● INSTRUCTIONS FOR THE TASK
Extract each line from the entries below that has the string "армии" in it.

<<<<

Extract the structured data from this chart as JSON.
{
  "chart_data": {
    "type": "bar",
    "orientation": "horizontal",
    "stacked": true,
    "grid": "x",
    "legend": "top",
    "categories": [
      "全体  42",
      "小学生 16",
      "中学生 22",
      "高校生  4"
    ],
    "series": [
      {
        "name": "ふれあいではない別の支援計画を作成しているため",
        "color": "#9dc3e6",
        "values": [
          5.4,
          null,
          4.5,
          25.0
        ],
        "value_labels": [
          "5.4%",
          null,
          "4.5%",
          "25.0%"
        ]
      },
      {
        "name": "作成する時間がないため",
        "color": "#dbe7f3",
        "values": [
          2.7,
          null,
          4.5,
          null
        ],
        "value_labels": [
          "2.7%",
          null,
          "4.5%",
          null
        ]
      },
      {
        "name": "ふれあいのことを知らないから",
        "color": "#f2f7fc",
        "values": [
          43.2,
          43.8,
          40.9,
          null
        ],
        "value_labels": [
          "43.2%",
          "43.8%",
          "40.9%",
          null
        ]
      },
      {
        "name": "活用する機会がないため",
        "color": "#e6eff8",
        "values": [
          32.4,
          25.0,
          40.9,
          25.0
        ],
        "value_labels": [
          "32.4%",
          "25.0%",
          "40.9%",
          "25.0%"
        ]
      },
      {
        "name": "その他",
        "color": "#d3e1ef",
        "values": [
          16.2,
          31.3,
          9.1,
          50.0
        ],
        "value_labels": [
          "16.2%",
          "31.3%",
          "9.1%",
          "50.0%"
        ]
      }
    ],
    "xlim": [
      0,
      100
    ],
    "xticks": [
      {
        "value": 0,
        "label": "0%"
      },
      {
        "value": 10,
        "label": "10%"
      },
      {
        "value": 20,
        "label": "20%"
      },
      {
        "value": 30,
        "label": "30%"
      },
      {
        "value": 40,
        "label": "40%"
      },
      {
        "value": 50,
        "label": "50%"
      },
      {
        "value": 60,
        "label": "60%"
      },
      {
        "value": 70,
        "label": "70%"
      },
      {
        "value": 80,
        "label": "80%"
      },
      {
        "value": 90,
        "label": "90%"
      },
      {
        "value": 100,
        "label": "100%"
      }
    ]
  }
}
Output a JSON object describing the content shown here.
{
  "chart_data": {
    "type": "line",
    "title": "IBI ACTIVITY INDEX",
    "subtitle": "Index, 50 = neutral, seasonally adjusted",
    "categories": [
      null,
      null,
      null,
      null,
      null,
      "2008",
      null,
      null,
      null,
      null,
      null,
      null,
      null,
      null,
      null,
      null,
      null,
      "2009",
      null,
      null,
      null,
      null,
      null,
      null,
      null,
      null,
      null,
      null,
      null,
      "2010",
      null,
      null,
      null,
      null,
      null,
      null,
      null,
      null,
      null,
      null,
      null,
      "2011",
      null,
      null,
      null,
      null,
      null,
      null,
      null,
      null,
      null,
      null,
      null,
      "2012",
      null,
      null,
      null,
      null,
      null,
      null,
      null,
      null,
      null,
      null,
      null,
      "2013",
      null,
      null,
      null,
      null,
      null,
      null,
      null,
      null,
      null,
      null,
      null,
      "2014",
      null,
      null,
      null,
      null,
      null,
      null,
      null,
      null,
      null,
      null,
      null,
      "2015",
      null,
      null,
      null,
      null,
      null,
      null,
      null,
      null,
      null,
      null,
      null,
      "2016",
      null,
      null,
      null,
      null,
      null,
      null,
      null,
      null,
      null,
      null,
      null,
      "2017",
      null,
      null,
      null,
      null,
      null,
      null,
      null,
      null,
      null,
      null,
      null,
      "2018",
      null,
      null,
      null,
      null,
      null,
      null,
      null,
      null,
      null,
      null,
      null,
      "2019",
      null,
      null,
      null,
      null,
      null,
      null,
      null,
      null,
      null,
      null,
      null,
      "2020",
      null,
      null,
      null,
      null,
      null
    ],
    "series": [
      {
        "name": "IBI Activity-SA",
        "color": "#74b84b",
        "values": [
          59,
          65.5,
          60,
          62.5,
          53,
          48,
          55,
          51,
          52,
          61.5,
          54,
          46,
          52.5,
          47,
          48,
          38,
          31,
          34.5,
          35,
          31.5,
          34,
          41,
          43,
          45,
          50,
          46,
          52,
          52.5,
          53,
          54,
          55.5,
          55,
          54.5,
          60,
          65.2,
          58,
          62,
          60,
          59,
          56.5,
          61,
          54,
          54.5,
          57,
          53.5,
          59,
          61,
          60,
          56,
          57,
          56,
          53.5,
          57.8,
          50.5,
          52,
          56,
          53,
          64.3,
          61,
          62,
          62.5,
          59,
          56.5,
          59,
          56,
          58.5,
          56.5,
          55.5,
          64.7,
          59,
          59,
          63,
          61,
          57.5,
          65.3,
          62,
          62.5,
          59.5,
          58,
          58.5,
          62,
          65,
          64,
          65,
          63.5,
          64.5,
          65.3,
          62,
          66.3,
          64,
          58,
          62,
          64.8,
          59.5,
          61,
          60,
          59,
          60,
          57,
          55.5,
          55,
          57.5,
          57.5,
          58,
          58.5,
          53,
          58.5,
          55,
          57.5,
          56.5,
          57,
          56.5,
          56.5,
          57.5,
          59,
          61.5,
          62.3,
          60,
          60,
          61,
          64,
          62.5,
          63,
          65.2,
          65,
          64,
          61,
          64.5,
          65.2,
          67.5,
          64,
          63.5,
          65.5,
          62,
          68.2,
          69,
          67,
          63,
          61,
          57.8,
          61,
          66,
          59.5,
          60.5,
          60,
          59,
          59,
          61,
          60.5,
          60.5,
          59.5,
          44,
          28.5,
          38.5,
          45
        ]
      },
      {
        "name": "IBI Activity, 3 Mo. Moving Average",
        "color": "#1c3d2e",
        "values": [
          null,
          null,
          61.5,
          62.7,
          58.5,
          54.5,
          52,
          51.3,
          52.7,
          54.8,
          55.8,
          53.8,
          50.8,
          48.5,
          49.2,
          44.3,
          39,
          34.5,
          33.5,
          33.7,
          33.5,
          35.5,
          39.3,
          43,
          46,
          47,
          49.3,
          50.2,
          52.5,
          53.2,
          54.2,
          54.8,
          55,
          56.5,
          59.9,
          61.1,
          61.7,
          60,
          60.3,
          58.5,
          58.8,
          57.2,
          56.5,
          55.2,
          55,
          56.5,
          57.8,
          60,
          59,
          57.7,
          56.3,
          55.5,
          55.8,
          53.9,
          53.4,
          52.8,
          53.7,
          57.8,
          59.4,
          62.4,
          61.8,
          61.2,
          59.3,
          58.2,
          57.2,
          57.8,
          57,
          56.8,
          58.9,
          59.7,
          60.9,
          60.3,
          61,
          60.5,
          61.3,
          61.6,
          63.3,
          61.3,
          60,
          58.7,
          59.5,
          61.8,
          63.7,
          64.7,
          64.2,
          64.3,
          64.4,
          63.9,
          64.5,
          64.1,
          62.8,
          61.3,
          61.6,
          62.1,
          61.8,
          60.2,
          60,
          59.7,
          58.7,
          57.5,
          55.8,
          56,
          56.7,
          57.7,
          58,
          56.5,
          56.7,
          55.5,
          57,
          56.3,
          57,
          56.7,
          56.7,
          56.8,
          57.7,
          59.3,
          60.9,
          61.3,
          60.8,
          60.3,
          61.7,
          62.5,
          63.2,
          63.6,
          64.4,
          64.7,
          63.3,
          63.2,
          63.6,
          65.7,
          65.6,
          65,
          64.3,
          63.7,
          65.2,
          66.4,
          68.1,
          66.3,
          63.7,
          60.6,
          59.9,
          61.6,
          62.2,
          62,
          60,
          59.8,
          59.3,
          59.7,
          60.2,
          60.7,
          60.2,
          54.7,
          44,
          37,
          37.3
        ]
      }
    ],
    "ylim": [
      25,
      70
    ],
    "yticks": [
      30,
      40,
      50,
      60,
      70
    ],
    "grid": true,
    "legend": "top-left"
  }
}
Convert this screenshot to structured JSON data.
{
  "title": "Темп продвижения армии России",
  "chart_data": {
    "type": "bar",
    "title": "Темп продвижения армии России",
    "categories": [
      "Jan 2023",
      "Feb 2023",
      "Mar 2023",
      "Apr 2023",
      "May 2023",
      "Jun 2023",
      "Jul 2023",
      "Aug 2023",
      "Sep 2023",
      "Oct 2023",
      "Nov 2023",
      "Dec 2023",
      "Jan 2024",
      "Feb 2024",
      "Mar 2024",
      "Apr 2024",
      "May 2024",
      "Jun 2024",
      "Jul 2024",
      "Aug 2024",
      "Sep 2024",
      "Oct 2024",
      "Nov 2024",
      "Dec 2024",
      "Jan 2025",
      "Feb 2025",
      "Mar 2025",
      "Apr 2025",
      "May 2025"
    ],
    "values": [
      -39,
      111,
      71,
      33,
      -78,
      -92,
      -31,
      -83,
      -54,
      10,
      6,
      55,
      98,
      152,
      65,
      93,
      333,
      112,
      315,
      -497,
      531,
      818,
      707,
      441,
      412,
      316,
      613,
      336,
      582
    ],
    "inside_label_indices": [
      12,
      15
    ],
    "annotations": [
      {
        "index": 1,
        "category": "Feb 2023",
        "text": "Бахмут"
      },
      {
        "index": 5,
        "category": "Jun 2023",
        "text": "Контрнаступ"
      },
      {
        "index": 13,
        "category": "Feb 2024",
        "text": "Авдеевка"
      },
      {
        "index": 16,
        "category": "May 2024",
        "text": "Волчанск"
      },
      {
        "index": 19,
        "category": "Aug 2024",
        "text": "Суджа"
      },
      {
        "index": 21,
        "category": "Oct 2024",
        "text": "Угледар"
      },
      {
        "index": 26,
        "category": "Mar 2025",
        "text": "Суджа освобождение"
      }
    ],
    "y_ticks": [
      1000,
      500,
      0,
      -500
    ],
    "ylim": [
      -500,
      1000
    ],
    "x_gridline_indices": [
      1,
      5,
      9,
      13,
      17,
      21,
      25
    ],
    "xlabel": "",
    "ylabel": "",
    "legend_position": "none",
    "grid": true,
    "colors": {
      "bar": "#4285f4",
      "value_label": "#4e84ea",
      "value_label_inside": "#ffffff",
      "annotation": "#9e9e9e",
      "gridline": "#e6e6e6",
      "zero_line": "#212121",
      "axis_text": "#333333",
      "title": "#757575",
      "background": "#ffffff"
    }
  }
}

>>>>

● FINAL RESULT
  "title": "Темп продвижения армии России",
    "title": "Темп продвижения армии России",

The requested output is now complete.